DATA FOR THIS EXERCISE =
■ ■ ■

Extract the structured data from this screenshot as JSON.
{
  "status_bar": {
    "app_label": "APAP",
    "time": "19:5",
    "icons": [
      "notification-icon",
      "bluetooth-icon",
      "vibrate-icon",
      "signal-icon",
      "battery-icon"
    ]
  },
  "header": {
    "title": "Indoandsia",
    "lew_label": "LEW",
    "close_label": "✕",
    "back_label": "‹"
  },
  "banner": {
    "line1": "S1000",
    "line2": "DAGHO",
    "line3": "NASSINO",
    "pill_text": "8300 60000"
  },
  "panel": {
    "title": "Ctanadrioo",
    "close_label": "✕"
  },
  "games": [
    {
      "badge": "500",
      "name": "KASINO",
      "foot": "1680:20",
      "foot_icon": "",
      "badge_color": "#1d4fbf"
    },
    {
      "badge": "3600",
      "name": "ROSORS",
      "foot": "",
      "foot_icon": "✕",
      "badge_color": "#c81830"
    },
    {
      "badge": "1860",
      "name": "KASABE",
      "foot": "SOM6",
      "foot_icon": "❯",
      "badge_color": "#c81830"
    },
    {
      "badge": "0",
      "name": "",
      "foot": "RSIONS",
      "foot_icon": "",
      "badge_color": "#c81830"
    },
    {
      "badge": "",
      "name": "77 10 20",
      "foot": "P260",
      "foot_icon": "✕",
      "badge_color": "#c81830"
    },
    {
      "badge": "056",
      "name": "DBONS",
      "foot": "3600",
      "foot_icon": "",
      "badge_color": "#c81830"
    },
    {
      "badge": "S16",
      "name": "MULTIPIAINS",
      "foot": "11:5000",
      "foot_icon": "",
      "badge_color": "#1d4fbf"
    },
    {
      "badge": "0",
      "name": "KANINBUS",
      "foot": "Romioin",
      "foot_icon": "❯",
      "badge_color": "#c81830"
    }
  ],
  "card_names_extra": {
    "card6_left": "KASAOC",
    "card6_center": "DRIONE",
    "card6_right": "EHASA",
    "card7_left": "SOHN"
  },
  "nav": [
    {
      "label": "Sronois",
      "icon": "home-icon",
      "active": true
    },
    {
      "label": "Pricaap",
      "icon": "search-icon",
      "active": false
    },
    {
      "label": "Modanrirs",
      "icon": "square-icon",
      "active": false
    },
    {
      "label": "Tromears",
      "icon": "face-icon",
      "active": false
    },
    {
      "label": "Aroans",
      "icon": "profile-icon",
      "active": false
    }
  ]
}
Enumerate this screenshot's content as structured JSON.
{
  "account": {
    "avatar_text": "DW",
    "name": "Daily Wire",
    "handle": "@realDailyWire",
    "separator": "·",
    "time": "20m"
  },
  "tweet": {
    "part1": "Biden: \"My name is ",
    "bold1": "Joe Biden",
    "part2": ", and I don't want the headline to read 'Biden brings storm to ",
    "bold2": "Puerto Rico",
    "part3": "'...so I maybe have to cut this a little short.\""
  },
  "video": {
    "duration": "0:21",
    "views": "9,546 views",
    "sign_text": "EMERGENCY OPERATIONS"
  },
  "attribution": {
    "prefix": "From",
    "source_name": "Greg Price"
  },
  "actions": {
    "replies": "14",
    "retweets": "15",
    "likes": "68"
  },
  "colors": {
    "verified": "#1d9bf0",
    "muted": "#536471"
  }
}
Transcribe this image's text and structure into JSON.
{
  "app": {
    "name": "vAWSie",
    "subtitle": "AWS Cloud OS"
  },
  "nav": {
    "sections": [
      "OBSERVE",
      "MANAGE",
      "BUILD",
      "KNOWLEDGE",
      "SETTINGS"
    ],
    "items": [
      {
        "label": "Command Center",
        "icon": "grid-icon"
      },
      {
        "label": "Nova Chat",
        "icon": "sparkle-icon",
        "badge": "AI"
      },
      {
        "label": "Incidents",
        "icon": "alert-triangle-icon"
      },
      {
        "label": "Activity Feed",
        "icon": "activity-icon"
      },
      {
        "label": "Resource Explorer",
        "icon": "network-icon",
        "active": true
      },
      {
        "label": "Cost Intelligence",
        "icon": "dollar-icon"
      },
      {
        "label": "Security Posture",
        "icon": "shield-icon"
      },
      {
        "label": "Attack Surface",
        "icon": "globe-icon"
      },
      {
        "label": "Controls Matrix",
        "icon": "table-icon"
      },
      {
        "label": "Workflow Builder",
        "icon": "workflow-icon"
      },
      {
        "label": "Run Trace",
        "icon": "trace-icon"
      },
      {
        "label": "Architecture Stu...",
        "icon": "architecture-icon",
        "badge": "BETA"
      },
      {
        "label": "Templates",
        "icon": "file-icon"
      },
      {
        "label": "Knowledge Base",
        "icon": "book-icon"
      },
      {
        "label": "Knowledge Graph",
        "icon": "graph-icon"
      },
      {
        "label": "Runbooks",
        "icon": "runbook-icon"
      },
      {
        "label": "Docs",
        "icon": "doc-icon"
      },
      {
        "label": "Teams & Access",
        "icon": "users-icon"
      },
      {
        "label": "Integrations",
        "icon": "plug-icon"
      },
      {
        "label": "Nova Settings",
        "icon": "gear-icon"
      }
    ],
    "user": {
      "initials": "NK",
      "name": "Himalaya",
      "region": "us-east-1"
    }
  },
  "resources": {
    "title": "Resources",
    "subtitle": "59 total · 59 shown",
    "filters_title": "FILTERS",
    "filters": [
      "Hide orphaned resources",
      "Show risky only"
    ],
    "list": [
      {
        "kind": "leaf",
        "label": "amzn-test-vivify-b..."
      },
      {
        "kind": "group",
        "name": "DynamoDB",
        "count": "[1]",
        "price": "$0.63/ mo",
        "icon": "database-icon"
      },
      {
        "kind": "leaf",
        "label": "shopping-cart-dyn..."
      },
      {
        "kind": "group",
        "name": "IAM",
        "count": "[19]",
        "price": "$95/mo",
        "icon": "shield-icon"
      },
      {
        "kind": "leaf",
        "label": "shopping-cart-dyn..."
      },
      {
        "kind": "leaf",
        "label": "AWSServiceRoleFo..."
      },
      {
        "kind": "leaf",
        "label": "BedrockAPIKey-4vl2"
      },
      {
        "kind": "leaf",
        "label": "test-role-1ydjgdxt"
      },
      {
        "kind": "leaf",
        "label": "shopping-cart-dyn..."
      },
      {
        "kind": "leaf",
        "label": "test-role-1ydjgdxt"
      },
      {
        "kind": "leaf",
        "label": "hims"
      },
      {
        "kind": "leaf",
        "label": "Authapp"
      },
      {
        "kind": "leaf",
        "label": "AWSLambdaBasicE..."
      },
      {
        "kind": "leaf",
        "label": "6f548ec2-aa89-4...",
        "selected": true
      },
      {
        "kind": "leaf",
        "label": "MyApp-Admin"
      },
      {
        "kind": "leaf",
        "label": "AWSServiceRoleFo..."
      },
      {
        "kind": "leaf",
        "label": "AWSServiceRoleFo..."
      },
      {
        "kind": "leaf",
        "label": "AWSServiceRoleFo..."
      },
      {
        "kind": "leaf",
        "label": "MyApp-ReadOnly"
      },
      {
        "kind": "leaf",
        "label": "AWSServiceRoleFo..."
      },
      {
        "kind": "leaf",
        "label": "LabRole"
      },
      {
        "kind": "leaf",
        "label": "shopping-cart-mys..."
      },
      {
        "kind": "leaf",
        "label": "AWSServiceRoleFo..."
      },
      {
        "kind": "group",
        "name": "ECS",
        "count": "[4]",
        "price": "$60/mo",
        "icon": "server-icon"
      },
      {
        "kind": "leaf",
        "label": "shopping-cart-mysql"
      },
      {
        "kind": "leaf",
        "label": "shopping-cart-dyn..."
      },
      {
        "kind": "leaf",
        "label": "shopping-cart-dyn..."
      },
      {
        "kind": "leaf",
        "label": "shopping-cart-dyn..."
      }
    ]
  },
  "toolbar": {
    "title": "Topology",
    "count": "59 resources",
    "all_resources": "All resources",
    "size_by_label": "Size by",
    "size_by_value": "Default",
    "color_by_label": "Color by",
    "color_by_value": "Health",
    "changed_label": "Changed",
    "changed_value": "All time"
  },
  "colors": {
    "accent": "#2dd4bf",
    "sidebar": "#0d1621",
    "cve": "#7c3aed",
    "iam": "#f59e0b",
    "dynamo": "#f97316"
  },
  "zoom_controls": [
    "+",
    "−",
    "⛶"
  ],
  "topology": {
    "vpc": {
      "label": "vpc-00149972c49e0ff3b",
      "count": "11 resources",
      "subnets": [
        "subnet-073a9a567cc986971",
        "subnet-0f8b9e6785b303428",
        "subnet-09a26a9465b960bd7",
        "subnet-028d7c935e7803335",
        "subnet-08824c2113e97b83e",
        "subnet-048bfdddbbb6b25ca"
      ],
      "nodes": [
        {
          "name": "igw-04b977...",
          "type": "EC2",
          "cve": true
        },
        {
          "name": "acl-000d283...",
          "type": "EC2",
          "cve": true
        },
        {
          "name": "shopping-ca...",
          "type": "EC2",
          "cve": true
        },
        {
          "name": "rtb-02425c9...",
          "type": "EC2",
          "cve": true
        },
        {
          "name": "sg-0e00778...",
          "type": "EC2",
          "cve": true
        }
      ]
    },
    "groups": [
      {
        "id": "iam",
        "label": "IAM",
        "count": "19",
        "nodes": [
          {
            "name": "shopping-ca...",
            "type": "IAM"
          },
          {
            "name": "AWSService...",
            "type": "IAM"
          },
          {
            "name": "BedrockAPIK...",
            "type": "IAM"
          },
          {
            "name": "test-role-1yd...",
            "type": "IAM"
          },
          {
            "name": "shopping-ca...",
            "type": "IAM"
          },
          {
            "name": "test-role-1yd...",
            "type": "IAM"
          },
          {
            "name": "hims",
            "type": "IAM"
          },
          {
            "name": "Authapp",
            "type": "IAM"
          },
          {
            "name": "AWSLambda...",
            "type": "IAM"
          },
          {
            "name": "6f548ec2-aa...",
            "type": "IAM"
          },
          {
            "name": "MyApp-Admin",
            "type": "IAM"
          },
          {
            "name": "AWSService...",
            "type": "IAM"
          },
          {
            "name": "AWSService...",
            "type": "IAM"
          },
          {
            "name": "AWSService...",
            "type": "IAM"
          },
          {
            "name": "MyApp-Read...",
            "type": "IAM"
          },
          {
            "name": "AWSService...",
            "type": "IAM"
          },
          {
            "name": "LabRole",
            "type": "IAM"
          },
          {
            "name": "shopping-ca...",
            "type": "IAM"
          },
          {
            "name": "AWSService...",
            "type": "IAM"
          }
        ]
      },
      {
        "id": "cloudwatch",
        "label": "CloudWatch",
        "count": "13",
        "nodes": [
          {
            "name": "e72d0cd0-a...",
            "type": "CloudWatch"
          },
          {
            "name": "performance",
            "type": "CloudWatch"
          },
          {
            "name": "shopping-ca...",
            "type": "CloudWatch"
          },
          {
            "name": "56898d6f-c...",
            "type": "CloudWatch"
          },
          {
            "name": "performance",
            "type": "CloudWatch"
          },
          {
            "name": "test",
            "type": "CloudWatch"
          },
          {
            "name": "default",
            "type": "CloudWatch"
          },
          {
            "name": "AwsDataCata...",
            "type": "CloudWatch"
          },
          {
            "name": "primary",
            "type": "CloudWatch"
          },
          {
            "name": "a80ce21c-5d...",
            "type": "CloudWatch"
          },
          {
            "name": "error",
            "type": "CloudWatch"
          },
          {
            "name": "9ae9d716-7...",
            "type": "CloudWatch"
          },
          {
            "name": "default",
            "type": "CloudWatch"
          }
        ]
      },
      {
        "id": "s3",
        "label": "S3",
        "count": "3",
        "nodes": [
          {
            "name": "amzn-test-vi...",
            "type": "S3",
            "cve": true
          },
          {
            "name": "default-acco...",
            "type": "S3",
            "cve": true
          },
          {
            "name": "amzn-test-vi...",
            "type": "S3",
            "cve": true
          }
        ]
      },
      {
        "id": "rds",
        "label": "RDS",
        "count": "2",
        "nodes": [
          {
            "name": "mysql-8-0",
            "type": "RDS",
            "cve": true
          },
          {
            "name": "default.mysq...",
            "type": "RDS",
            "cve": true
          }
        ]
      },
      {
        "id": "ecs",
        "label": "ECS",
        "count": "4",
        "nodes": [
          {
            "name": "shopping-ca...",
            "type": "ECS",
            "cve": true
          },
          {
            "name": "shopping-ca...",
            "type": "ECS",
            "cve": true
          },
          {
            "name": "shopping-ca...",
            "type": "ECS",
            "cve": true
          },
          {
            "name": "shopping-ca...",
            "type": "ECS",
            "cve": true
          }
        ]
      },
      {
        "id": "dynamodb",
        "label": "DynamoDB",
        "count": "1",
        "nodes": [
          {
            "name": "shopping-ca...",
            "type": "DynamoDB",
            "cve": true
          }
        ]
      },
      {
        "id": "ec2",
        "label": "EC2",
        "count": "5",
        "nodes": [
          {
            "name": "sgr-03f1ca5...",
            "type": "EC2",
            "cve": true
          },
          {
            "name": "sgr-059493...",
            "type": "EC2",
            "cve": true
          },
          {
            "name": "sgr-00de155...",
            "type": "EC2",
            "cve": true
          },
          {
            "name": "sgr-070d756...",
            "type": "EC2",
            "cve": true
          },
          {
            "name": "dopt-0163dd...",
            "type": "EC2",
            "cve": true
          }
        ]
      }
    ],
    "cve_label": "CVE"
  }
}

■ ■ ■

THE EXERCISE = In the records, locate each line holding the string "Biden" and copy it.

ANSWER IN FULL =
    "part1": "Biden: \"My name is ",
    "bold1": "Joe Biden",
    "part2": ", and I don't want the headline to read 'Biden brings storm to ",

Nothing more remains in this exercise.